Only the lines from the one containing "Read out every word on this page." through the last line below should be written out, exactly and with both ends kept.

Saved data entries
* * *

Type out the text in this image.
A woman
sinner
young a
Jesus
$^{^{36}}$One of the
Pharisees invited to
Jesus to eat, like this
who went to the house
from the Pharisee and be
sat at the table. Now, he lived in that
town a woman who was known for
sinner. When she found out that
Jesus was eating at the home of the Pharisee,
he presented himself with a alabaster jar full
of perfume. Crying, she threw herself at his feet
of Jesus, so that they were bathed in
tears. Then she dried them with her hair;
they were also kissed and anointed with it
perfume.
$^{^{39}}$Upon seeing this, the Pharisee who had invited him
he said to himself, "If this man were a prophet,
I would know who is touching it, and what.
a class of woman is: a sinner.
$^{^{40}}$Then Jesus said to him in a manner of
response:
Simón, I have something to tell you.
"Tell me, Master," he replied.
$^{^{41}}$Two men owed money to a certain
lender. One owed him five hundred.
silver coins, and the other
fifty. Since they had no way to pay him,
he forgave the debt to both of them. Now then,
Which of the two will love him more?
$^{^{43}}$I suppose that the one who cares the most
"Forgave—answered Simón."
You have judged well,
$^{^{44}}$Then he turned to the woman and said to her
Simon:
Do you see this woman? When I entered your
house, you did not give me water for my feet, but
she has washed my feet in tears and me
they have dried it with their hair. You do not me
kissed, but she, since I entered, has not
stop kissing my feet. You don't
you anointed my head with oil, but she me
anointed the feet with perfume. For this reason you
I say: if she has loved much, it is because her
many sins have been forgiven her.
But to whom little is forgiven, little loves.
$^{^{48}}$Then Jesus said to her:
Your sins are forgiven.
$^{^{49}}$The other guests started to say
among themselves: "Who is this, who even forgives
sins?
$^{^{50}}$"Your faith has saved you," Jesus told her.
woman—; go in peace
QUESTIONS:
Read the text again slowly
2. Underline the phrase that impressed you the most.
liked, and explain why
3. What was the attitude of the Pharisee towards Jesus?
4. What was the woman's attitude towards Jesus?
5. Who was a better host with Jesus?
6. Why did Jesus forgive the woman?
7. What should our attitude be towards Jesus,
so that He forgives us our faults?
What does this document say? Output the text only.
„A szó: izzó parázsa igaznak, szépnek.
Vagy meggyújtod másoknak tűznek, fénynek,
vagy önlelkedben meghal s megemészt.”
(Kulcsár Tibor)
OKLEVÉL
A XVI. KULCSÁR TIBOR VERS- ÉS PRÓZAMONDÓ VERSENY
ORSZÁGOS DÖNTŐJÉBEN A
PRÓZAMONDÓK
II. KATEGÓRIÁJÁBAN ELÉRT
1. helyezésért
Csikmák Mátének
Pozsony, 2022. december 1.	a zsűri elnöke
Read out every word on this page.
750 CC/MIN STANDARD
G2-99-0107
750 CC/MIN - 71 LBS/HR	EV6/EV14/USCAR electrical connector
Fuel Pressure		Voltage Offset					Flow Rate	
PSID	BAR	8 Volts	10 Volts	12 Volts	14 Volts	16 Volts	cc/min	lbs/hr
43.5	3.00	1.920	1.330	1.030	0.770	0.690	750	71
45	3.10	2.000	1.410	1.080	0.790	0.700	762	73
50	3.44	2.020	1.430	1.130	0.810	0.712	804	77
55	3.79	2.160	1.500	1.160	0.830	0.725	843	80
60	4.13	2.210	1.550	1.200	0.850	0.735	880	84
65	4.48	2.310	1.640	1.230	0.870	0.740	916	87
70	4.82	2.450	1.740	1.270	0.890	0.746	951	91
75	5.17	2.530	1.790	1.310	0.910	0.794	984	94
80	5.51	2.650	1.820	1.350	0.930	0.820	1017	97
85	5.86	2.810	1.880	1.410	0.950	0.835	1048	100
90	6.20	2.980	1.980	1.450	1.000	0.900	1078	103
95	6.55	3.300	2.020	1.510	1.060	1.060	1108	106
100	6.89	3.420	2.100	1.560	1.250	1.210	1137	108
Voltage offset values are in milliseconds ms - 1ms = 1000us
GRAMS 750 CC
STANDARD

* * *

Result of the task
Read out every word on this page.
750 CC/MIN STANDARD
G2-99-0107
750 CC/MIN - 71 LBS/HR	EV6/EV14/USCAR electrical connector
Fuel Pressure		Voltage Offset					Flow Rate	
PSID	BAR	8 Volts	10 Volts	12 Volts	14 Volts	16 Volts	cc/min	lbs/hr
43.5	3.00	1.920	1.330	1.030	0.770	0.690	750	71
45	3.10	2.000	1.410	1.080	0.790	0.700	762	73
50	3.44	2.020	1.430	1.130	0.810	0.712	804	77
55	3.79	2.160	1.500	1.160	0.830	0.725	843	80
60	4.13	2.210	1.550	1.200	0.850	0.735	880	84
65	4.48	2.310	1.640	1.230	0.870	0.740	916	87
70	4.82	2.450	1.740	1.270	0.890	0.746	951	91
75	5.17	2.530	1.790	1.310	0.910	0.794	984	94
80	5.51	2.650	1.820	1.350	0.930	0.820	1017	97
85	5.86	2.810	1.880	1.410	0.950	0.835	1048	100
90	6.20	2.980	1.980	1.450	1.000	0.900	1078	103
95	6.55	3.300	2.020	1.510	1.060	1.060	1108	106
100	6.89	3.420	2.100	1.560	1.250	1.210	1137	108
Voltage offset values are in milliseconds ms - 1ms = 1000us
GRAMS 750 CC
STANDARD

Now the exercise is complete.